→ ASSIGNMENT
Your response must be made up of each line in the data below that contains the string "añadió".

→ THE DATA
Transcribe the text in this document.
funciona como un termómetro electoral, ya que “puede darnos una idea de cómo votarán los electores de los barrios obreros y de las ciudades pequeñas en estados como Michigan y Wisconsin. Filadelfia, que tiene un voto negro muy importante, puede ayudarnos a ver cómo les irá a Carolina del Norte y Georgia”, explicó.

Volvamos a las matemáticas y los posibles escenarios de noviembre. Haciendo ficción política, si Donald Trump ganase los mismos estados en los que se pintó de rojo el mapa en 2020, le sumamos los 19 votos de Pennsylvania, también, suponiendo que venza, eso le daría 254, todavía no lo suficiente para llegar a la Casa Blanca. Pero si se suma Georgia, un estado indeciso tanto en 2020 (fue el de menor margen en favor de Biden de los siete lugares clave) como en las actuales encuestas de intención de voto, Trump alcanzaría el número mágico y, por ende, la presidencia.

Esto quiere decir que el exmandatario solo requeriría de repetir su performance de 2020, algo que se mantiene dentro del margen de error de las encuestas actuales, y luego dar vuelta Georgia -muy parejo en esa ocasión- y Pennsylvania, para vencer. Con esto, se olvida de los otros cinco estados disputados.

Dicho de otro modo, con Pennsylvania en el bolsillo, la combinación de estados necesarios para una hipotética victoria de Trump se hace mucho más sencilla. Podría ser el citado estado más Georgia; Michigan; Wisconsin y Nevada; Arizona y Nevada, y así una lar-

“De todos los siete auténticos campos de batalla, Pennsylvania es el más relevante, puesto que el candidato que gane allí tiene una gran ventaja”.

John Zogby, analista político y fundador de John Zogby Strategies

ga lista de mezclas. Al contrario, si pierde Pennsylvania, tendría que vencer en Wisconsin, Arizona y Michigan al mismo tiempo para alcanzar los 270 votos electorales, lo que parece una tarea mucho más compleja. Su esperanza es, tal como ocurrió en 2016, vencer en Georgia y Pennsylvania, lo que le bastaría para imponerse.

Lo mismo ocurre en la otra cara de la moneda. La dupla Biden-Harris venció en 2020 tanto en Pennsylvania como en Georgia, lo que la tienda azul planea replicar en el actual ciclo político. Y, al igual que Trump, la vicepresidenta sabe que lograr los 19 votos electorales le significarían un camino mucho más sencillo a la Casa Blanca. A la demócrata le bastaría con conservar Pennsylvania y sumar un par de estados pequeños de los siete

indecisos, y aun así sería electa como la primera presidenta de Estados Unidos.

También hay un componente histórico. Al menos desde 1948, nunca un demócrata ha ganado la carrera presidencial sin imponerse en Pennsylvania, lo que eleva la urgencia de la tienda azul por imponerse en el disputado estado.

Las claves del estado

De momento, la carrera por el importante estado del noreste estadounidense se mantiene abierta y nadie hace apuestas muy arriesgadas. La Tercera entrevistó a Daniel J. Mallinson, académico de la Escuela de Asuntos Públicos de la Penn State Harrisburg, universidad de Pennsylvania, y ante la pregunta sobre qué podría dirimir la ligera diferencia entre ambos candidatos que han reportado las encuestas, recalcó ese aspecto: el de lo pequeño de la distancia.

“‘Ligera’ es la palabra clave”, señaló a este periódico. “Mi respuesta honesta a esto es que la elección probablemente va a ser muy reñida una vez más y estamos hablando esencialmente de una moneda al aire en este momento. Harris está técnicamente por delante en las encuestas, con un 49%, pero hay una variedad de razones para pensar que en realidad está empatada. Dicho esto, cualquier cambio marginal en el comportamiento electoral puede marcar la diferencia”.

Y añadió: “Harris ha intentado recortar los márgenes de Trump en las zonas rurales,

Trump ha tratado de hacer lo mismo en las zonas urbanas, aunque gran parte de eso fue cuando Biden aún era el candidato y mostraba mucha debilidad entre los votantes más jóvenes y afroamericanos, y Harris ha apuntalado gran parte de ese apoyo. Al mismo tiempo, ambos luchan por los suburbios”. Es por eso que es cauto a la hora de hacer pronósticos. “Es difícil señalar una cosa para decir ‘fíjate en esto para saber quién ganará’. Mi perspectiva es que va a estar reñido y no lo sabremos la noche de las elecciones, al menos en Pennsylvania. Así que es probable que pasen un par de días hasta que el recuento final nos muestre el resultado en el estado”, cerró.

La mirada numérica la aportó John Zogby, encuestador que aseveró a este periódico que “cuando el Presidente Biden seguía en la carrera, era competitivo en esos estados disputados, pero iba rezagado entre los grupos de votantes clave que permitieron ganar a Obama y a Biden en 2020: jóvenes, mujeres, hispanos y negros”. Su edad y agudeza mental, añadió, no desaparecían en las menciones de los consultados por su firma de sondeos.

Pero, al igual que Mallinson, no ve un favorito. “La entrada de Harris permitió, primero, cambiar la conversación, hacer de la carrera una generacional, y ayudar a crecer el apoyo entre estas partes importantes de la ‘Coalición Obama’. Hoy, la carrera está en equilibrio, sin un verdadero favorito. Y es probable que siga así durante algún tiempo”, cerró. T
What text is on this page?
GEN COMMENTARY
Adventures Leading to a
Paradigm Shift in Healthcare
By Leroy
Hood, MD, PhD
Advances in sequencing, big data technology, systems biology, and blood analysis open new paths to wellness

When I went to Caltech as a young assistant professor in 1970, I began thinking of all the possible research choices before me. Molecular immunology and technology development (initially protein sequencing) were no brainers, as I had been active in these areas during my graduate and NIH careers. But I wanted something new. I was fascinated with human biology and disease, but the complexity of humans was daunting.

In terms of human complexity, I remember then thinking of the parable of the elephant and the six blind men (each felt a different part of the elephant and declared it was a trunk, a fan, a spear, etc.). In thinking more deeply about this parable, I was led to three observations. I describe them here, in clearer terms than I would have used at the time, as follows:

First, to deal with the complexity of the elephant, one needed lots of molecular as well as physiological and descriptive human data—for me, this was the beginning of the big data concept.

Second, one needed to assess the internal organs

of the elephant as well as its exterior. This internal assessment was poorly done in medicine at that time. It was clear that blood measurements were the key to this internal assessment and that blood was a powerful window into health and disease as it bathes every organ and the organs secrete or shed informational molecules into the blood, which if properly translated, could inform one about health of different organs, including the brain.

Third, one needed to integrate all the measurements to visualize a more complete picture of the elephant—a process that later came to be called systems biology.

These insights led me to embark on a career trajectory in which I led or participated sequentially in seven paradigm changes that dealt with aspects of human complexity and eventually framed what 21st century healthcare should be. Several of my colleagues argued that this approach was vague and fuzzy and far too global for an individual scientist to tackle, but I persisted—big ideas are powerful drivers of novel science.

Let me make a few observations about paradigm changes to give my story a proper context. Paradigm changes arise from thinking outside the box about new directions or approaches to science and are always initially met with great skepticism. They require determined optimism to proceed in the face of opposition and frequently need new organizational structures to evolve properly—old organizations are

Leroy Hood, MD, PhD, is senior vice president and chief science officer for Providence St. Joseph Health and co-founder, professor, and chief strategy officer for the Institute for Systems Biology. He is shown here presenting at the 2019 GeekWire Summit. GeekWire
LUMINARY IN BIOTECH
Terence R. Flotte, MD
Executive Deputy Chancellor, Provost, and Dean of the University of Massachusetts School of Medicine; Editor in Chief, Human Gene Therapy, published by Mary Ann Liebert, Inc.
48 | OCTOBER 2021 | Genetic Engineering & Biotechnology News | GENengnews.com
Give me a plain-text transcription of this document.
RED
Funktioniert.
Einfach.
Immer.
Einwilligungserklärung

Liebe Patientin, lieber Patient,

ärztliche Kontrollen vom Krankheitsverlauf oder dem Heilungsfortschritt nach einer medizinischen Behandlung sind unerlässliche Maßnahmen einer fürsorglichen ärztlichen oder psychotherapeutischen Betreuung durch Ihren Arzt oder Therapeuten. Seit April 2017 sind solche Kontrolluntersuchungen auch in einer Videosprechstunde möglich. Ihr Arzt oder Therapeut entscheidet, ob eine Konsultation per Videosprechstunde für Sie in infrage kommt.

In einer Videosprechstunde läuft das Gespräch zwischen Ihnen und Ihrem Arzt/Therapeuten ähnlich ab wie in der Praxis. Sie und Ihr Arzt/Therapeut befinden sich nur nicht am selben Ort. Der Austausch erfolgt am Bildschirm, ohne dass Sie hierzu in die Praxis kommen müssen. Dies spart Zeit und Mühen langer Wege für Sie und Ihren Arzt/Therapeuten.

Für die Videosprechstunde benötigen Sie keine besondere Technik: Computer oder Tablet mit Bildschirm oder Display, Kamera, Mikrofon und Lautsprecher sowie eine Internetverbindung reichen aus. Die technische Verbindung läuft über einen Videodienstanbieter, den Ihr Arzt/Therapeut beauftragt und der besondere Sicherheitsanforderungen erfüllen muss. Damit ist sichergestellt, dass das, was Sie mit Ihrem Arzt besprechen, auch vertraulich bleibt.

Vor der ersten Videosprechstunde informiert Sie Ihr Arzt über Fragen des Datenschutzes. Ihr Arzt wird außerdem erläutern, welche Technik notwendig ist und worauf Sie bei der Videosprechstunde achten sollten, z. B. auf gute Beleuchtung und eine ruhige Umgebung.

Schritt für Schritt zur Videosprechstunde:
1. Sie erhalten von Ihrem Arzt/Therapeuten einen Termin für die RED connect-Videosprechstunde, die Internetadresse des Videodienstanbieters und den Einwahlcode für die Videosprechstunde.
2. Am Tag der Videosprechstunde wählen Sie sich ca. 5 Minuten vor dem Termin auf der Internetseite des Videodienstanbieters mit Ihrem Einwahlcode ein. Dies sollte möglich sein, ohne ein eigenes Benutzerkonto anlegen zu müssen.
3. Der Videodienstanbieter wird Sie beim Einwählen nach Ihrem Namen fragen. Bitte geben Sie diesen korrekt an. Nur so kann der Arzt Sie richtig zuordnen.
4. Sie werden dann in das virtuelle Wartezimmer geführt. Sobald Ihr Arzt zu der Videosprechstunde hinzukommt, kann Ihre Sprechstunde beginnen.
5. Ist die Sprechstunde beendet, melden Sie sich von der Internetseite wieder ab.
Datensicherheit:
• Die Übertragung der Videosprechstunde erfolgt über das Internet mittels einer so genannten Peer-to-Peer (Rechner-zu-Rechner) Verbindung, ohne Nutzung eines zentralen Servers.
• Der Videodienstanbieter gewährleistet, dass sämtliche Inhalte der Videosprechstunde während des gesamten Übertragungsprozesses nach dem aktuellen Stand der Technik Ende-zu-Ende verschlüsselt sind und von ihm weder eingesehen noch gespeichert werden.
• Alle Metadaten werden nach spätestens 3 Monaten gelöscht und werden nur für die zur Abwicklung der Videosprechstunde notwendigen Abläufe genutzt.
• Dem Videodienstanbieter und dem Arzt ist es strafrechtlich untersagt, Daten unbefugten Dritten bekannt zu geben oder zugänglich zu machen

→ RESPONSE TO THE TASK
Y añadió: “Harris ha intentado recortar los márgenes de Trump en las zonas rurales,
La mirada numérica la aportó John Zogby, encuestador que aseveró a este periódico que “cuando el Presidente Biden seguía en la carrera, era competitivo en esos estados disputados, pero iba rezagado entre los grupos de votantes clave que permitieron ganar a Obama y a Biden en 2020: jóvenes, mujeres, hispanos y negros”. Su edad y agudeza mental, añadió, no desaparecían en las menciones de los consultados por su firma de sondeos.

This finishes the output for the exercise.